>> start Data

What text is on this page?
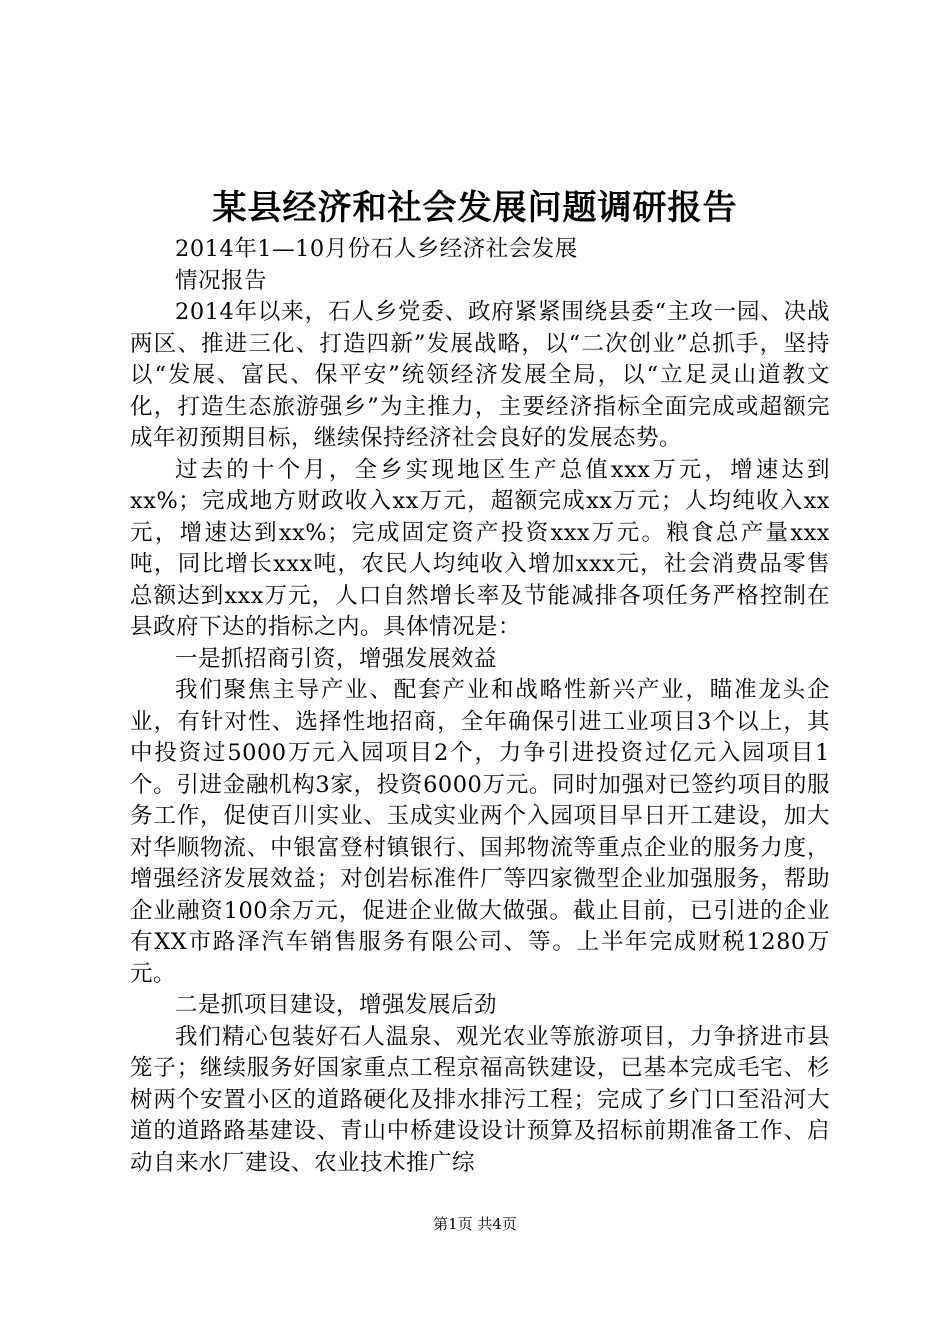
某县经济和社会发展问题调研报告

2014年1—10月份石人乡经济社会发展

情况报告

2014年以来，石人乡党委、政府紧紧围绕县委“主攻一园、决战两区、推进三化、打造四新”发展战略，以“二次创业”总抓手，坚持以“发展、富民、保平安”统领经济发展全局，以“立足灵山道教文化，打造生态旅游强乡”为主推力，主要经济指标全面完成或超额完成年初预期目标，继续保持经济社会良好的发展态势。

过去的十个月，全乡实现地区生产总值xxx万元，增速达到xx%；完成地方财政收入xx万元，超额完成xx万元；人均纯收入xx元，增速达到xx%；完成固定资产投资xxx万元。粮食总产量xxx吨，同比增长xxx吨，农民人均纯收入增加xxx元，社会消费品零售总额达到xxx万元，人口自然增长率及节能减排各项任务严格控制在县政府下达的指标之内。具体情况是：

一是抓招商引资，增强发展效益

我们聚焦主导产业、配套产业和战略性新兴产业，瞄准龙头企业，有针对性、选择性地招商，全年确保引进工业项目3个以上，其中投资过5000万元入园项目2个，力争引进投资过亿元入园项目1个。引进金融机构3家，投资6000万元。同时加强对已签约项目的服务工作，促使百川实业、玉成实业两个入园项目早日开工建设，加大对华顺物流、中银富登村镇银行、国邦物流等重点企业的服务力度，增强经济发展效益；对创岩标准件厂等四家微型企业加强服务，帮助企业融资100余万元，促进企业做大做强。截止目前，已引进的企业有XX市路泽汽车销售服务有限公司、等。上半年完成财税1280万元。

二是抓项目建设，增强发展后劲

我们精心包装好石人温泉、观光农业等旅游项目，力争挤进市县笼子；继续服务好国家重点工程京福高铁建设，已基本完成毛宅、杉树两个安置小区的道路硬化及排水排污工程；完成了乡门口至沿河大道的道路路基建设、青山中桥建设设计预算及招标前期准备工作、启动自来水厂建设、农业技术推广综

第1页 共4页
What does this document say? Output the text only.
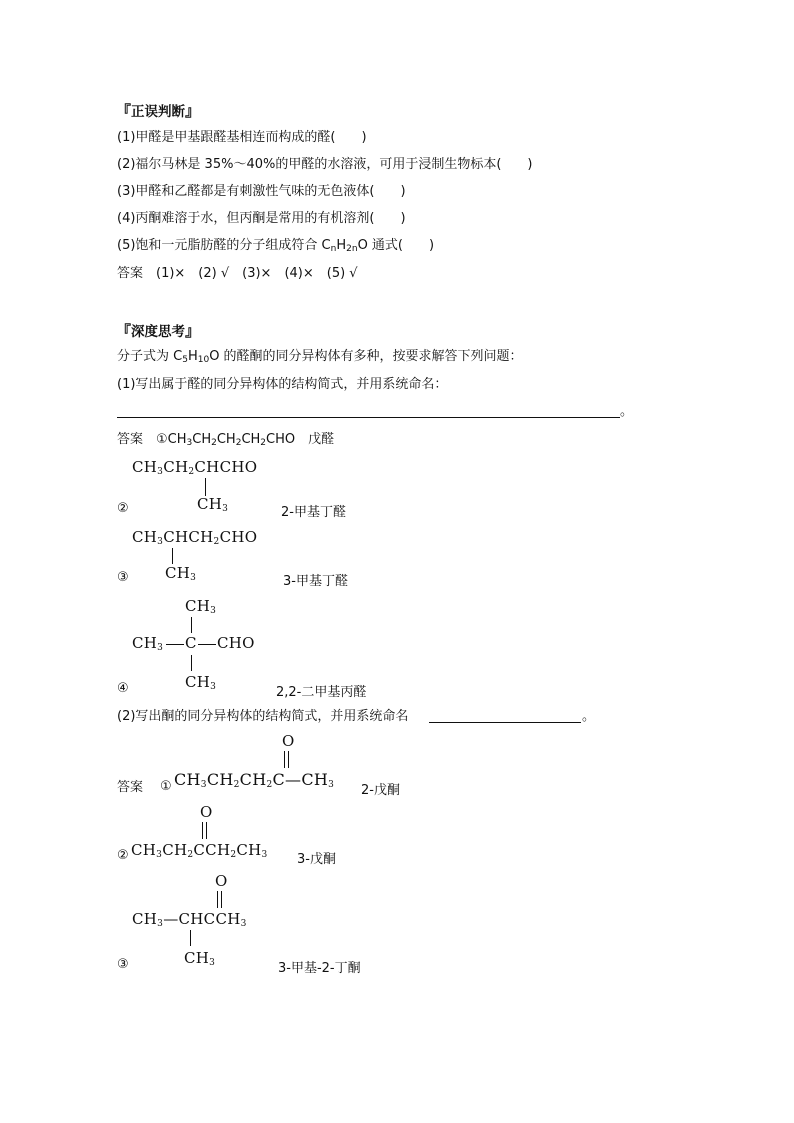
『正误判断』
(1)甲醛是甲基跟醛基相连而构成的醛(　　)
(2)福尔马林是 35%～40%的甲醛的水溶液，可用于浸制生物标本(　　)
(3)甲醛和乙醛都是有刺激性气味的无色液体(　　)
(4)丙酮难溶于水，但丙酮是常用的有机溶剂(　　)
(5)饱和一元脂肪醛的分子组成符合 $C_nH_{2n}O$ 通式(　　)
答案　(1)×　(2) √　(3)×　(4)×　(5) √
『深度思考』
分子式为 $C_5H_{10}O$ 的醛酮的同分异构体有多种，按要求解答下列问题：
(1)写出属于醛的同分异构体的结构简式，并用系统命名：
。
答案　$①CH_3CH_2CH_2CH_2CHO$　戊醛
$CH_3CH_2CHCHO$
$CH_3$
②	2-甲基丁醛
$CH_3CHCH_2CHO$
$CH_3$
③	3-甲基丁醛
$CH_3$
$CH_3$ C CHO
$CH_3$
④	2,2-二甲基丙醛
(2)写出酮的同分异构体的结构简式，并用系统命名	。
O
答案 ① $CH_3CH_2CH_2C—CH_3$ 2-戊酮
O
② $CH_3CH_2CCH_2CH_3$ 3-戊酮
O
$CH_3—CHCCH_3$
$CH_3$
③	3-甲基-2-丁酮
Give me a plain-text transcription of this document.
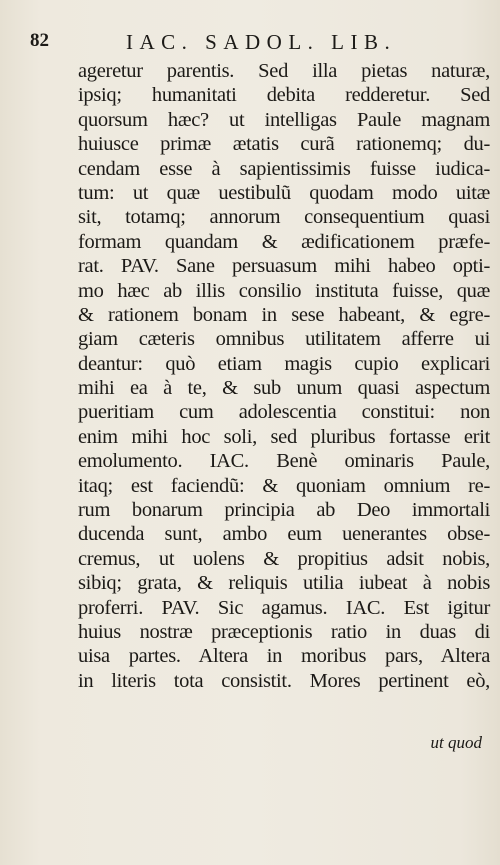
82	IAC. SADOL. LIB.
ageretur parentis. Sed illa pietas naturæ,
ipsiq; humanitati debita redderetur. Sed
quorsum hæc? ut intelligas Paule magnam
huiusce primæ ætatis curã rationemq; du-
cendam esse à sapientissimis fuisse iudica-
tum: ut quæ uestibulũ quodam modo uitæ
sit, totamq; annorum consequentium quasi
formam quandam & ædificationem præfe-
rat. PAV. Sane persuasum mihi habeo opti-
mo hæc ab illis consilio instituta fuisse, quæ
& rationem bonam in sese habeant, & egre-
giam cæteris omnibus utilitatem afferre ui
deantur: quò etiam magis cupio explicari
mihi ea à te, & sub unum quasi aspectum
pueritiam cum adolescentia constitui: non
enim mihi hoc soli, sed pluribus fortasse erit
emolumento. IAC. Benè ominaris Paule,
itaq; est faciendũ: & quoniam omnium re-
rum bonarum principia ab Deo immortali
ducenda sunt, ambo eum uenerantes obse-
cremus, ut uolens & propitius adsit nobis,
sibiq; grata, & reliquis utilia iubeat à nobis
proferri. PAV. Sic agamus. IAC. Est igitur
huius nostræ præceptionis ratio in duas di
uisa partes. Altera in moribus pars, Altera
in literis tota consistit. Mores pertinent eò,
ut quod
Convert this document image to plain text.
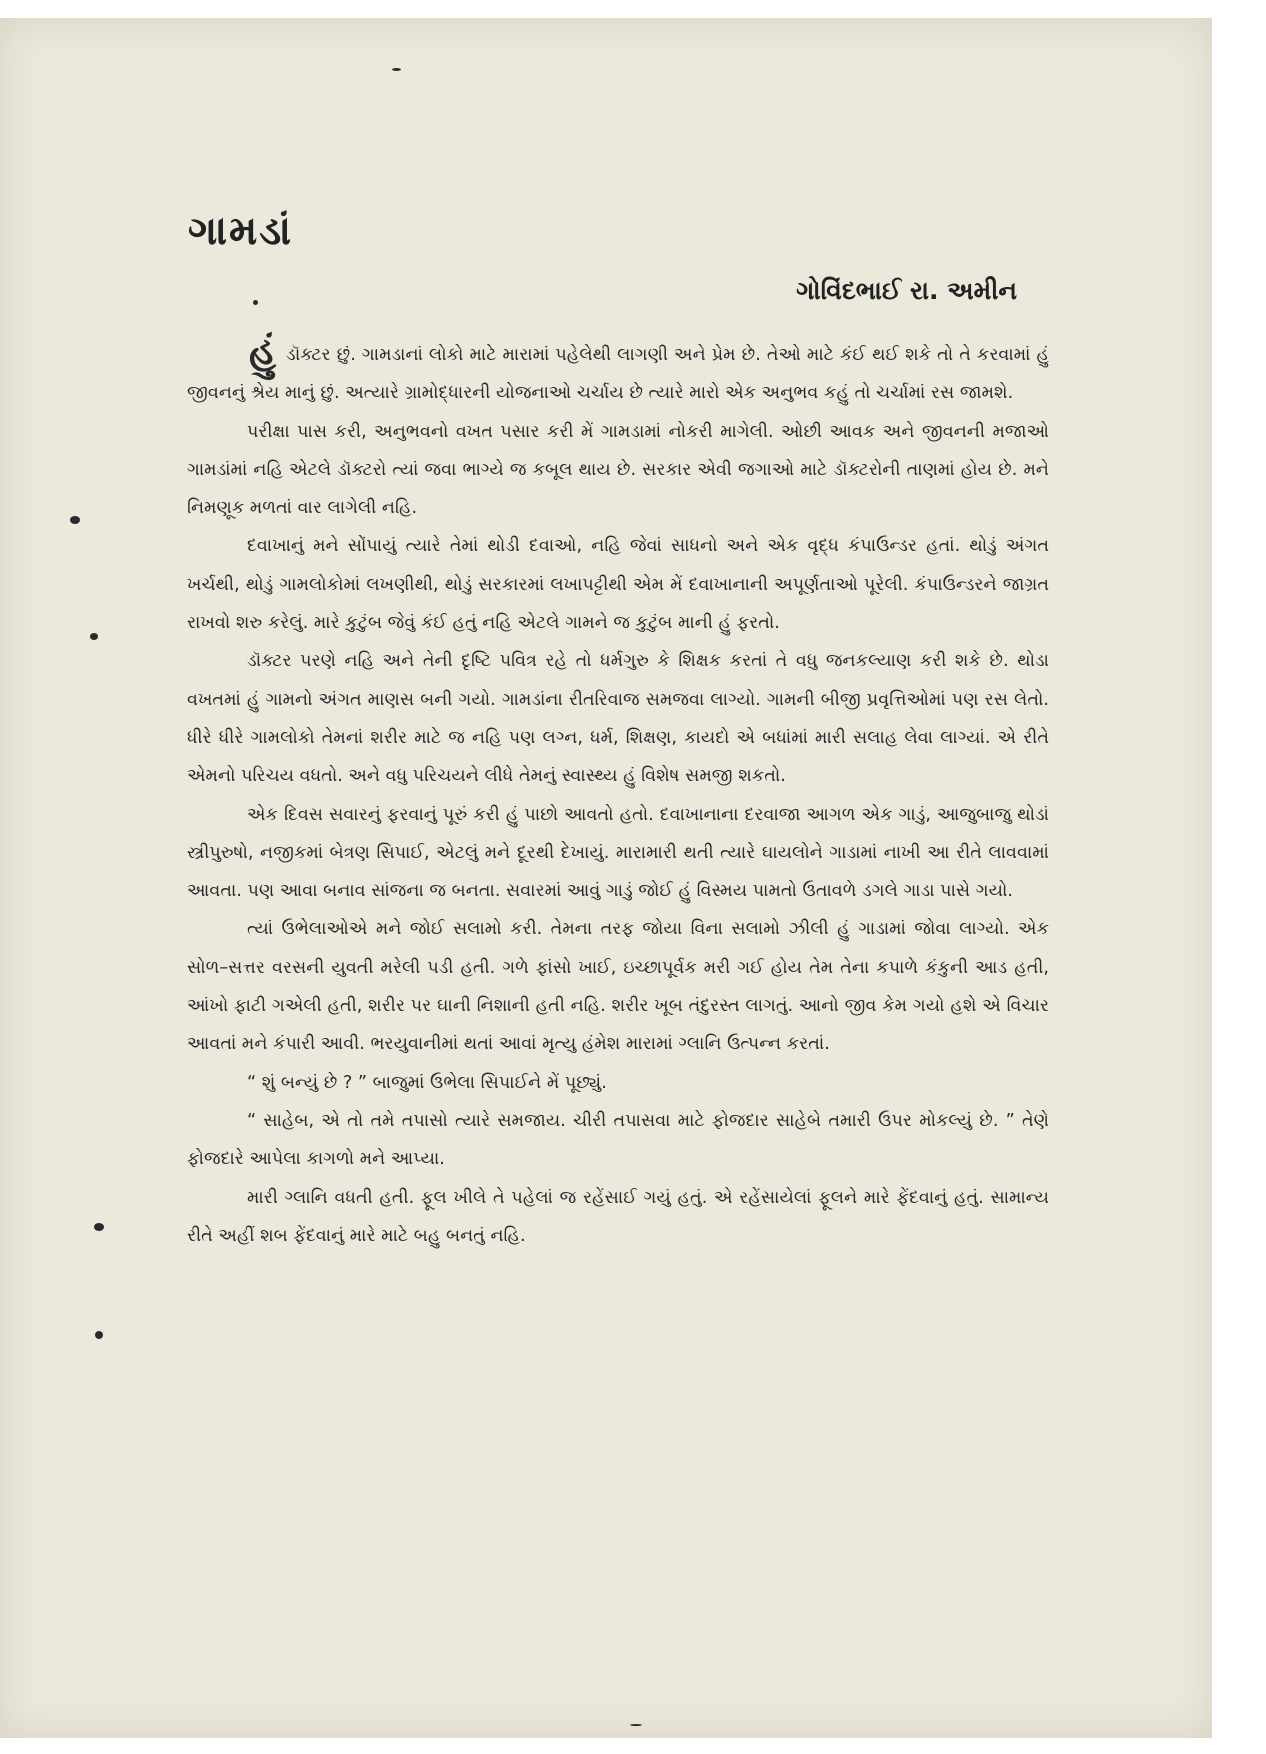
ગામડાં

ગોવિંદભાઈ રા. અમીન

હુંડૉક્ટર છું. ગામડાનાં લોકો માટે મારામાં પહેલેથી લાગણી અને પ્રેમ છે. તેઓ માટે કંઈ થઈ શકે તો તે કરવામાં હું જીવનનું શ્રેય માનું છું. અત્યારે ગ્રામોદ્ધારની યોજનાઓ ચર્ચાય છે ત્યારે મારો એક અનુભવ કહું તો ચર્ચામાં રસ જામશે.

પરીક્ષા પાસ કરી, અનુભવનો વખત પસાર કરી મેં ગામડામાં નોકરી માગેલી. ઓછી આવક અને જીવનની મજાઓ ગામડાંમાં નહિ એટલે ડૉક્ટરો ત્યાં જવા ભાગ્યે જ કબૂલ થાય છે. સરકાર એવી જગાઓ માટે ડૉક્ટરોની તાણમાં હોય છે. મને નિમણૂક મળતાં વાર લાગેલી નહિ.

દવાખાનું મને સોંપાયું ત્યારે તેમાં થોડી દવાઓ, નહિ જેવાં સાધનો અને એક વૃદ્ધ કંપાઉન્ડર હતાં. થોડું અંગત ખર્ચથી, થોડું ગામલોકોમાં લખણીથી, થોડું સરકારમાં લખાપટ્ટીથી એમ મેં દવાખાનાની અપૂર્ણતાઓ પૂરેલી. કંપાઉન્ડરને જાગ્રત રાખવો શરુ કરેલું. મારે કુટુંબ જેવું કંઈ હતું નહિ એટલે ગામને જ કુટુંબ માની હું ફરતો.

ડૉક્ટર પરણે નહિ અને તેની દૃષ્ટિ પવિત્ર રહે તો ધર્મગુરુ કે શિક્ષક કરતાં તે વધુ જનકલ્યાણ કરી શકે છે. થોડા વખતમાં હું ગામનો અંગત માણસ બની ગયો. ગામડાંના રીતરિવાજ સમજવા લાગ્યો. ગામની બીજી પ્રવૃત્તિઓમાં પણ રસ લેતો. ધીરે ધીરે ગામલોકો તેમનાં શરીર માટે જ નહિ પણ લગ્ન, ધર્મ, શિક્ષણ, કાયદો એ બધાંમાં મારી સલાહ લેવા લાગ્યાં. એ રીતે એમનો પરિચય વધતો. અને વધુ પરિચયને લીધે તેમનું સ્વાસ્થ્ય હું વિશેષ સમજી શકતો.

એક દિવસ સવારનું ફરવાનું પૂરું કરી હું પાછો આવતો હતો. દવાખાનાના દરવાજા આગળ એક ગાડું, આજુબાજુ થોડાં સ્ત્રીપુરુષો, નજીકમાં બેત્રણ સિપાઈ, એટલું મને દૂરથી દેખાયું. મારામારી થતી ત્યારે ઘાયલોને ગાડામાં નાખી આ રીતે લાવવામાં આવતા. પણ આવા બનાવ સાંજના જ બનતા. સવારમાં આવું ગાડું જોઈ હું વિસ્મય પામતો ઉતાવળે ડગલે ગાડા પાસે ગયો.

ત્યાં ઉભેલાઓએ મને જોઈ સલામો કરી. તેમના તરફ જોયા વિના સલામો ઝીલી હું ગાડામાં જોવા લાગ્યો. એક સોળ–સત્તર વરસની યુવતી મરેલી પડી હતી. ગળે ફાંસો ખાઈ, ઇચ્છાપૂર્વક મરી ગઈ હોય તેમ તેના કપાળે કંકુની આડ હતી, આંખો ફાટી ગએલી હતી, શરીર પર ઘાની નિશાની હતી નહિ. શરીર ખૂબ તંદુરસ્ત લાગતું. આનો જીવ કેમ ગયો હશે એ વિચાર આવતાં મને કંપારી આવી. ભરયુવાનીમાં થતાં આવાં મૃત્યુ હંમેશ મારામાં ગ્લાનિ ઉત્પન્ન કરતાં.

“ શું બન્યું છે ? ” બાજુમાં ઉભેલા સિપાઈને મેં પૂછ્યું.

“ સાહેબ, એ તો તમે તપાસો ત્યારે સમજાય. ચીરી તપાસવા માટે ફોજદાર સાહેબે તમારી ઉપર મોકલ્યું છે. ” તેણે ફોજદારે આપેલા કાગળો મને આપ્યા.

મારી ગ્લાનિ વધતી હતી. ફૂલ ખીલે તે પહેલાં જ રહેંસાઈ ગયું હતું. એ રહેંસાયેલાં ફૂલને મારે ફેંદવાનું હતું. સામાન્ય રીતે અહીં શબ ફેંદવાનું મારે માટે બહુ બનતું નહિ.
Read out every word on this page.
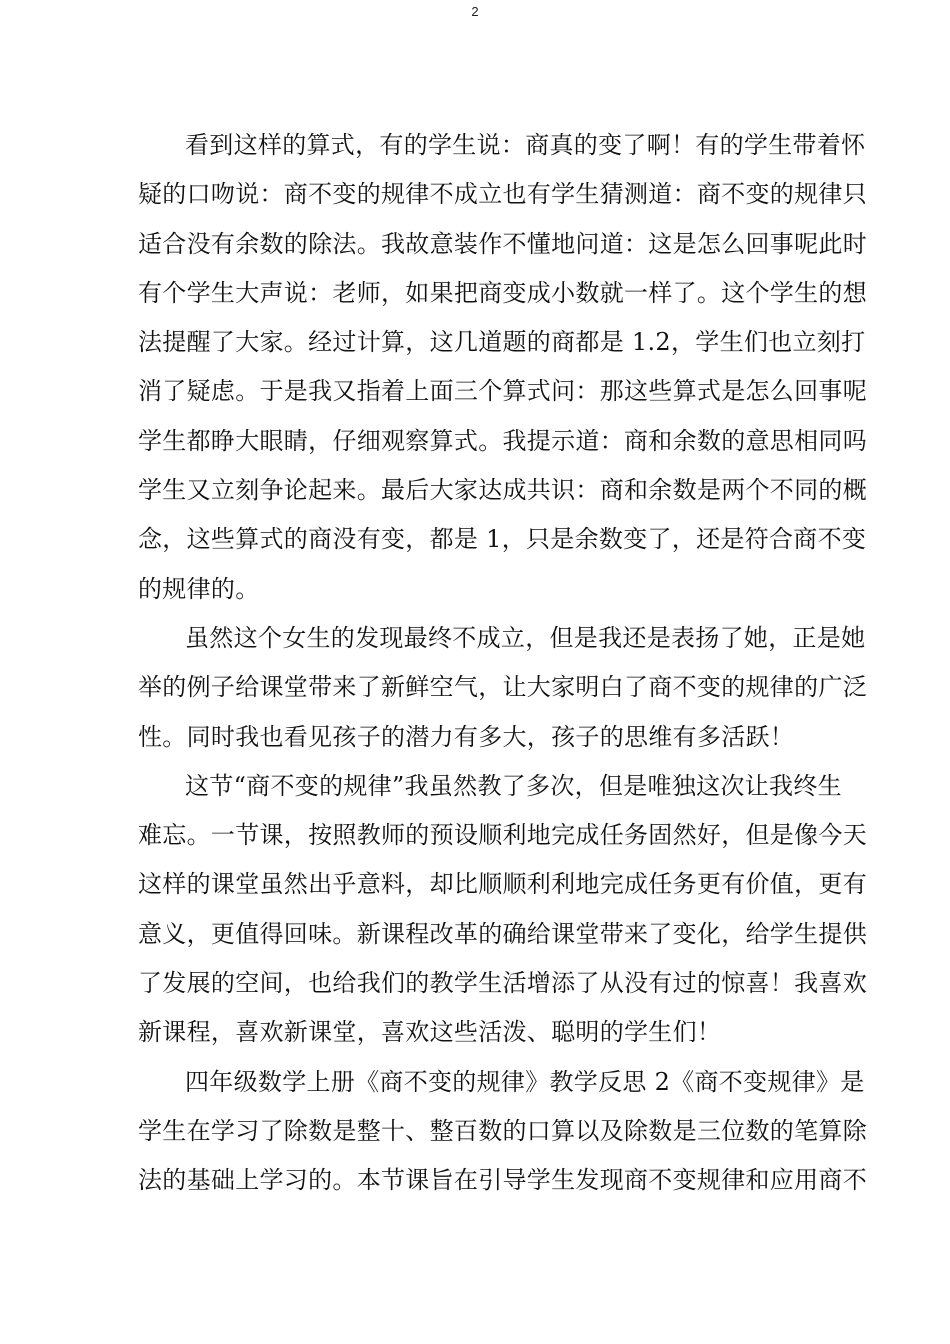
2
看到这样的算式，有的学生说：商真的变了啊！有的学生带着怀
疑的口吻说：商不变的规律不成立也有学生猜测道：商不变的规律只
适合没有余数的除法。我故意装作不懂地问道：这是怎么回事呢此时
有个学生大声说：老师，如果把商变成小数就一样了。这个学生的想
法提醒了大家。经过计算，这几道题的商都是 1.2，学生们也立刻打
消了疑虑。于是我又指着上面三个算式问：那这些算式是怎么回事呢
学生都睁大眼睛，仔细观察算式。我提示道：商和余数的意思相同吗
学生又立刻争论起来。最后大家达成共识：商和余数是两个不同的概
念，这些算式的商没有变，都是 1，只是余数变了，还是符合商不变
的规律的。
虽然这个女生的发现最终不成立，但是我还是表扬了她，正是她
举的例子给课堂带来了新鲜空气，让大家明白了商不变的规律的广泛
性。同时我也看见孩子的潜力有多大，孩子的思维有多活跃！
这节“商不变的规律”我虽然教了多次，但是唯独这次让我终生
难忘。一节课，按照教师的预设顺利地完成任务固然好，但是像今天
这样的课堂虽然出乎意料，却比顺顺利利地完成任务更有价值，更有
意义，更值得回味。新课程改革的确给课堂带来了变化，给学生提供
了发展的空间，也给我们的教学生活增添了从没有过的惊喜！我喜欢
新课程，喜欢新课堂，喜欢这些活泼、聪明的学生们！
四年级数学上册《商不变的规律》教学反思 2《商不变规律》是
学生在学习了除数是整十、整百数的口算以及除数是三位数的笔算除
法的基础上学习的。本节课旨在引导学生发现商不变规律和应用商不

>> end Data

> _Task statement_
Extract the run of lines from the line holding "Read out every word on this page." through the final line of the material above, exactly and inclusively. Leave the pictures behind.

> _Solution for this task_
Read out every word on this page.
2
看到这样的算式，有的学生说：商真的变了啊！有的学生带着怀
疑的口吻说：商不变的规律不成立也有学生猜测道：商不变的规律只
适合没有余数的除法。我故意装作不懂地问道：这是怎么回事呢此时
有个学生大声说：老师，如果把商变成小数就一样了。这个学生的想
法提醒了大家。经过计算，这几道题的商都是 1.2，学生们也立刻打
消了疑虑。于是我又指着上面三个算式问：那这些算式是怎么回事呢
学生都睁大眼睛，仔细观察算式。我提示道：商和余数的意思相同吗
学生又立刻争论起来。最后大家达成共识：商和余数是两个不同的概
念，这些算式的商没有变，都是 1，只是余数变了，还是符合商不变
的规律的。
虽然这个女生的发现最终不成立，但是我还是表扬了她，正是她
举的例子给课堂带来了新鲜空气，让大家明白了商不变的规律的广泛
性。同时我也看见孩子的潜力有多大，孩子的思维有多活跃！
这节“商不变的规律”我虽然教了多次，但是唯独这次让我终生
难忘。一节课，按照教师的预设顺利地完成任务固然好，但是像今天
这样的课堂虽然出乎意料，却比顺顺利利地完成任务更有价值，更有
意义，更值得回味。新课程改革的确给课堂带来了变化，给学生提供
了发展的空间，也给我们的教学生活增添了从没有过的惊喜！我喜欢
新课程，喜欢新课堂，喜欢这些活泼、聪明的学生们！
四年级数学上册《商不变的规律》教学反思 2《商不变规律》是
学生在学习了除数是整十、整百数的口算以及除数是三位数的笔算除
法的基础上学习的。本节课旨在引导学生发现商不变规律和应用商不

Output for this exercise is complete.